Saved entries
=-=-=-=-=

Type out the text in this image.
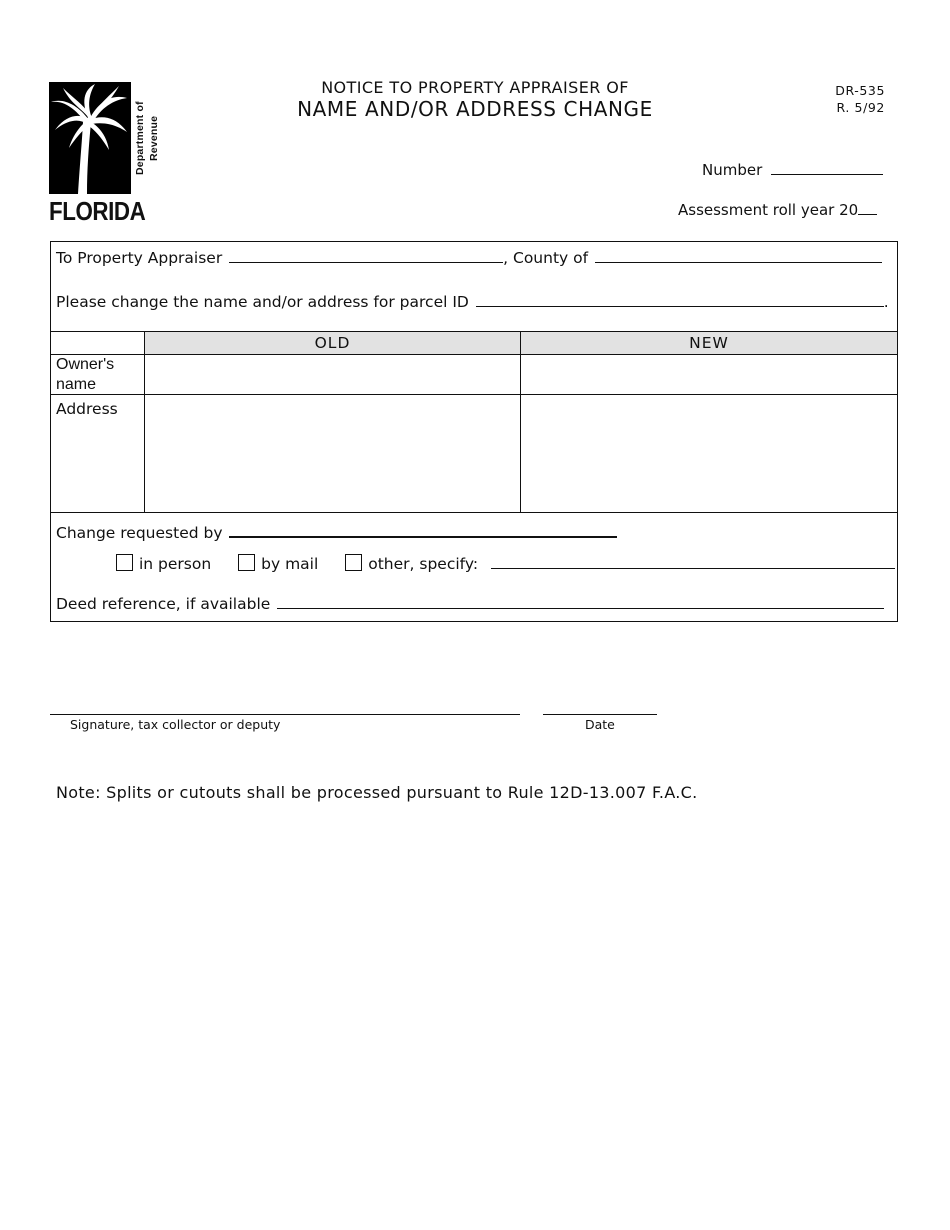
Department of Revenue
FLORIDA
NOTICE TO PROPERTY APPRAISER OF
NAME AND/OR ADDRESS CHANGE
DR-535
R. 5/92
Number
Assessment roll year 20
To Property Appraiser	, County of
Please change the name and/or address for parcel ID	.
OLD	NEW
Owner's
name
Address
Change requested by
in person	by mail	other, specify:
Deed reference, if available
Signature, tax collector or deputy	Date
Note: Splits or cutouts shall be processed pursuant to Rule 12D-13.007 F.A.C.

=-=-=-=-=

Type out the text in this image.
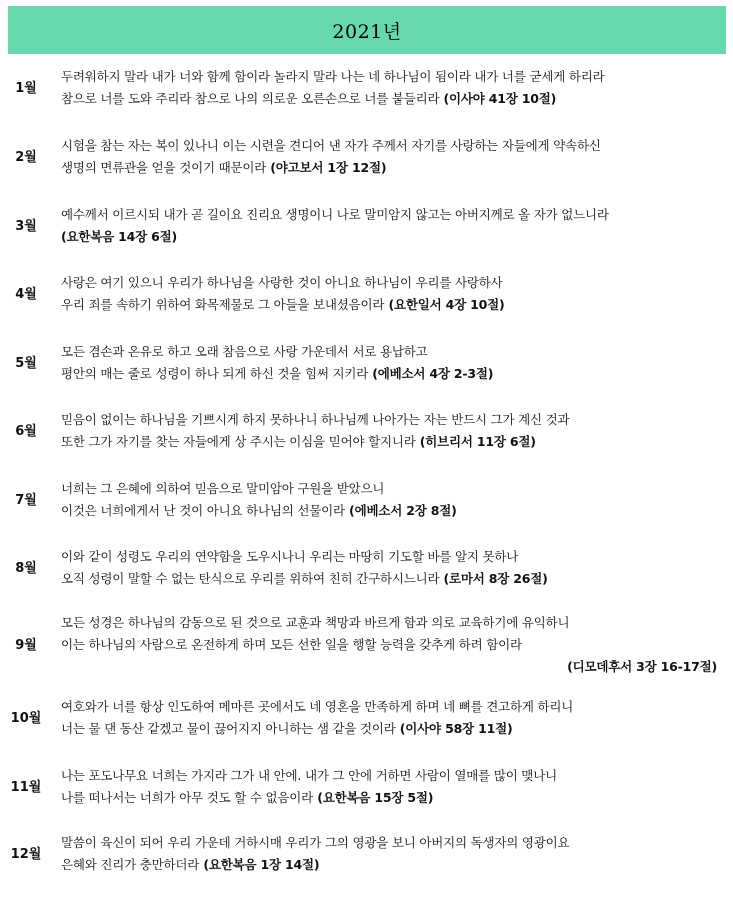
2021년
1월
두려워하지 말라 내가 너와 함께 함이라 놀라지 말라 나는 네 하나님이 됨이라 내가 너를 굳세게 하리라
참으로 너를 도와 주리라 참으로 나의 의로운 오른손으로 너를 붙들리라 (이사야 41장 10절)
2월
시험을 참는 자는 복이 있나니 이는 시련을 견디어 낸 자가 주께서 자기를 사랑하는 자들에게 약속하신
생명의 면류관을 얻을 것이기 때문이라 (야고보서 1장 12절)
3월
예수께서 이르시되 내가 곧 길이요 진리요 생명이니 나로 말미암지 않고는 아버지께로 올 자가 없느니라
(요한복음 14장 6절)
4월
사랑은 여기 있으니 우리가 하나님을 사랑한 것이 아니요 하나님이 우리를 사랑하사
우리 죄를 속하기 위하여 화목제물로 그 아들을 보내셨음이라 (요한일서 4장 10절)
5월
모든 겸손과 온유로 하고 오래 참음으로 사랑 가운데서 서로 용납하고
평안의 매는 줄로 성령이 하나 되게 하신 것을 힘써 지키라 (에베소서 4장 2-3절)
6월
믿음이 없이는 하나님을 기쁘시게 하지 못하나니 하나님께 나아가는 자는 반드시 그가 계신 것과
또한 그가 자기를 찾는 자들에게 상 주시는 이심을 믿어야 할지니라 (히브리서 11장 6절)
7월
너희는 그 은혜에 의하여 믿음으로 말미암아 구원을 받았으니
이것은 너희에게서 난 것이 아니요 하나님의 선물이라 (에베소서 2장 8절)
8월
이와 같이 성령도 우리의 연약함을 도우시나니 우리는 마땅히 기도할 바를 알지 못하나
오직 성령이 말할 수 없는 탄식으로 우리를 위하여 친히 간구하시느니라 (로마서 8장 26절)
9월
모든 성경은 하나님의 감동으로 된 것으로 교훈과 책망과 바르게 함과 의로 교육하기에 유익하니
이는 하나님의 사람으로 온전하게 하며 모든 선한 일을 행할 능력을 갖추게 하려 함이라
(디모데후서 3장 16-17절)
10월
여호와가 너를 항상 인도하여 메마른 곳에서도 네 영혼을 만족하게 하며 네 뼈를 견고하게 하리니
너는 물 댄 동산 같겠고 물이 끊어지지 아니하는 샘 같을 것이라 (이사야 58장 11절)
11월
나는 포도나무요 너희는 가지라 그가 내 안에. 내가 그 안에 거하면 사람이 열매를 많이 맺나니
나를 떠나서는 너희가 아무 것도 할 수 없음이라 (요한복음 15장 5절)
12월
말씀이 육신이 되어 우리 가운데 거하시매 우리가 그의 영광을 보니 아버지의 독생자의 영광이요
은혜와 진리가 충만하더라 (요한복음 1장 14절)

=-=-=-=-=

Task description: Scan the records above and report how many lines include the word "하나님의", without any other text.

Expected answer: 3